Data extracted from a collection
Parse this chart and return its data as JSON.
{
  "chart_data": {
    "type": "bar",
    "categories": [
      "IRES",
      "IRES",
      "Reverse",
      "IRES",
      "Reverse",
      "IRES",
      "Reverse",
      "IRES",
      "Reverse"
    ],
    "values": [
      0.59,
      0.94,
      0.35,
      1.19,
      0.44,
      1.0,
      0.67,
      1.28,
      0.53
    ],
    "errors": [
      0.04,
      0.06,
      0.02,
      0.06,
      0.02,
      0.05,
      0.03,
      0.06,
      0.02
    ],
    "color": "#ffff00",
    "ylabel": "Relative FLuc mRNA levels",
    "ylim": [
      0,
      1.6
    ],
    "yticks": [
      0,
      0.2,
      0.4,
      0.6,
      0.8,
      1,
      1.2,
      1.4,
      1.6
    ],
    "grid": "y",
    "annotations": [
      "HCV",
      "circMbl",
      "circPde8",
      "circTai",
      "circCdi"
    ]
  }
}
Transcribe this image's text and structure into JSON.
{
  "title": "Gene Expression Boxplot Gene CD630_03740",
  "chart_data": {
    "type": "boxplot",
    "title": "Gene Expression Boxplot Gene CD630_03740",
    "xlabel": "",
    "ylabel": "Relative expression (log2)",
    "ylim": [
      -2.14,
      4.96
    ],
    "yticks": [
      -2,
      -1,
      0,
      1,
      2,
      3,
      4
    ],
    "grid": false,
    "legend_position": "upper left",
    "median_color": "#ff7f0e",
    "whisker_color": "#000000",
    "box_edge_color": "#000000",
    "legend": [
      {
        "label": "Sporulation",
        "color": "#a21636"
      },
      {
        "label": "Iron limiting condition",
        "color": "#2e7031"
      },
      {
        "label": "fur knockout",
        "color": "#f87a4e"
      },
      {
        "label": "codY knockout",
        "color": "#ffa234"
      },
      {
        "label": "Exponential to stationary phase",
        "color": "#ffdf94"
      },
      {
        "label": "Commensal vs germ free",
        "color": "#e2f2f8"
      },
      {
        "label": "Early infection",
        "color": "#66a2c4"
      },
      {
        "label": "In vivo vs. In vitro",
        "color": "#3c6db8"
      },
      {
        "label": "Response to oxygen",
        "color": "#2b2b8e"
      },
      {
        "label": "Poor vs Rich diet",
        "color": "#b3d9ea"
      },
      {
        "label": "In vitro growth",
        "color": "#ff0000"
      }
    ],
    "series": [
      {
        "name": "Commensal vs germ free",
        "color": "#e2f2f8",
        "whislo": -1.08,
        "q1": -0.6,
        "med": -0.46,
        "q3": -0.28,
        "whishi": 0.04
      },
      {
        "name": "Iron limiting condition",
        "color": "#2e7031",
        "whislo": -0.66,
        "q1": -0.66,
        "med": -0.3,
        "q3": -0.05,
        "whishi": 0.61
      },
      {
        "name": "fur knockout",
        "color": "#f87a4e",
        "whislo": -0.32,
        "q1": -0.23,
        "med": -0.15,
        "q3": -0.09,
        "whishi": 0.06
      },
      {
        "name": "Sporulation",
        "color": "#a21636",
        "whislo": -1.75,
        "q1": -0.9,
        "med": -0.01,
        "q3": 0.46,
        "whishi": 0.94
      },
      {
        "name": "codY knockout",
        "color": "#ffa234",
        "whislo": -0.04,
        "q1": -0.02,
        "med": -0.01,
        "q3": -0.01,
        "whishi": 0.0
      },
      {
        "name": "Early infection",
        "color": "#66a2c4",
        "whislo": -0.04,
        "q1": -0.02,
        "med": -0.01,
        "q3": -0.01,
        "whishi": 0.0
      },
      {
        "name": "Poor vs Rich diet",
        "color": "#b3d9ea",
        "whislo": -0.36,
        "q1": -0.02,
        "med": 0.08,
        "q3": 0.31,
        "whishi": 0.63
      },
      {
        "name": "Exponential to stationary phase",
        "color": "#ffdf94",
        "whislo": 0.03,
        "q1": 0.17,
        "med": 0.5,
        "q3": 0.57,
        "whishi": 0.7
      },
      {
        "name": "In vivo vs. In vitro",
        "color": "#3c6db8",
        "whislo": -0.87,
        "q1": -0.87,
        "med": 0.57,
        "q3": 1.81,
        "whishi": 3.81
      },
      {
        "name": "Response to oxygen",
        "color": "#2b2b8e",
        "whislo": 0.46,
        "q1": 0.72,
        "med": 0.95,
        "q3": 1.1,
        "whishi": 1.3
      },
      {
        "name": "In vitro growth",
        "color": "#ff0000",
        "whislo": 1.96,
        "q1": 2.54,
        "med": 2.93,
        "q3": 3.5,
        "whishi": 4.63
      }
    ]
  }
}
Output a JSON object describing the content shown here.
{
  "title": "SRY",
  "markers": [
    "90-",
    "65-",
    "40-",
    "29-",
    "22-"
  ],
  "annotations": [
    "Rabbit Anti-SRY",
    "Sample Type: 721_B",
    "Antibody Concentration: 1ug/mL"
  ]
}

TASK INSTRUCTIONS - Return all of the above records exactly, leaving no line out.

ANSWER SPACE -
Parse this chart and return its data as JSON.
{
  "chart_data": {
    "type": "bar",
    "categories": [
      "IRES",
      "IRES",
      "Reverse",
      "IRES",
      "Reverse",
      "IRES",
      "Reverse",
      "IRES",
      "Reverse"
    ],
    "values": [
      0.59,
      0.94,
      0.35,
      1.19,
      0.44,
      1.0,
      0.67,
      1.28,
      0.53
    ],
    "errors": [
      0.04,
      0.06,
      0.02,
      0.06,
      0.02,
      0.05,
      0.03,
      0.06,
      0.02
    ],
    "color": "#ffff00",
    "ylabel": "Relative FLuc mRNA levels",
    "ylim": [
      0,
      1.6
    ],
    "yticks": [
      0,
      0.2,
      0.4,
      0.6,
      0.8,
      1,
      1.2,
      1.4,
      1.6
    ],
    "grid": "y",
    "annotations": [
      "HCV",
      "circMbl",
      "circPde8",
      "circTai",
      "circCdi"
    ]
  }
}
Transcribe this image's text and structure into JSON.
{
  "title": "Gene Expression Boxplot Gene CD630_03740",
  "chart_data": {
    "type": "boxplot",
    "title": "Gene Expression Boxplot Gene CD630_03740",
    "xlabel": "",
    "ylabel": "Relative expression (log2)",
    "ylim": [
      -2.14,
      4.96
    ],
    "yticks": [
      -2,
      -1,
      0,
      1,
      2,
      3,
      4
    ],
    "grid": false,
    "legend_position": "upper left",
    "median_color": "#ff7f0e",
    "whisker_color": "#000000",
    "box_edge_color": "#000000",
    "legend": [
      {
        "label": "Sporulation",
        "color": "#a21636"
      },
      {
        "label": "Iron limiting condition",
        "color": "#2e7031"
      },
      {
        "label": "fur knockout",
        "color": "#f87a4e"
      },
      {
        "label": "codY knockout",
        "color": "#ffa234"
      },
      {
        "label": "Exponential to stationary phase",
        "color": "#ffdf94"
      },
      {
        "label": "Commensal vs germ free",
        "color": "#e2f2f8"
      },
      {
        "label": "Early infection",
        "color": "#66a2c4"
      },
      {
        "label": "In vivo vs. In vitro",
        "color": "#3c6db8"
      },
      {
        "label": "Response to oxygen",
        "color": "#2b2b8e"
      },
      {
        "label": "Poor vs Rich diet",
        "color": "#b3d9ea"
      },
      {
        "label": "In vitro growth",
        "color": "#ff0000"
      }
    ],
    "series": [
      {
        "name": "Commensal vs germ free",
        "color": "#e2f2f8",
        "whislo": -1.08,
        "q1": -0.6,
        "med": -0.46,
        "q3": -0.28,
        "whishi": 0.04
      },
      {
        "name": "Iron limiting condition",
        "color": "#2e7031",
        "whislo": -0.66,
        "q1": -0.66,
        "med": -0.3,
        "q3": -0.05,
        "whishi": 0.61
      },
      {
        "name": "fur knockout",
        "color": "#f87a4e",
        "whislo": -0.32,
        "q1": -0.23,
        "med": -0.15,
        "q3": -0.09,
        "whishi": 0.06
      },
      {
        "name": "Sporulation",
        "color": "#a21636",
        "whislo": -1.75,
        "q1": -0.9,
        "med": -0.01,
        "q3": 0.46,
        "whishi": 0.94
      },
      {
        "name": "codY knockout",
        "color": "#ffa234",
        "whislo": -0.04,
        "q1": -0.02,
        "med": -0.01,
        "q3": -0.01,
        "whishi": 0.0
      },
      {
        "name": "Early infection",
        "color": "#66a2c4",
        "whislo": -0.04,
        "q1": -0.02,
        "med": -0.01,
        "q3": -0.01,
        "whishi": 0.0
      },
      {
        "name": "Poor vs Rich diet",
        "color": "#b3d9ea",
        "whislo": -0.36,
        "q1": -0.02,
        "med": 0.08,
        "q3": 0.31,
        "whishi": 0.63
      },
      {
        "name": "Exponential to stationary phase",
        "color": "#ffdf94",
        "whislo": 0.03,
        "q1": 0.17,
        "med": 0.5,
        "q3": 0.57,
        "whishi": 0.7
      },
      {
        "name": "In vivo vs. In vitro",
        "color": "#3c6db8",
        "whislo": -0.87,
        "q1": -0.87,
        "med": 0.57,
        "q3": 1.81,
        "whishi": 3.81
      },
      {
        "name": "Response to oxygen",
        "color": "#2b2b8e",
        "whislo": 0.46,
        "q1": 0.72,
        "med": 0.95,
        "q3": 1.1,
        "whishi": 1.3
      },
      {
        "name": "In vitro growth",
        "color": "#ff0000",
        "whislo": 1.96,
        "q1": 2.54,
        "med": 2.93,
        "q3": 3.5,
        "whishi": 4.63
      }
    ]
  }
}
Output a JSON object describing the content shown here.
{
  "title": "SRY",
  "markers": [
    "90-",
    "65-",
    "40-",
    "29-",
    "22-"
  ],
  "annotations": [
    "Rabbit Anti-SRY",
    "Sample Type: 721_B",
    "Antibody Concentration: 1ug/mL"
  ]
}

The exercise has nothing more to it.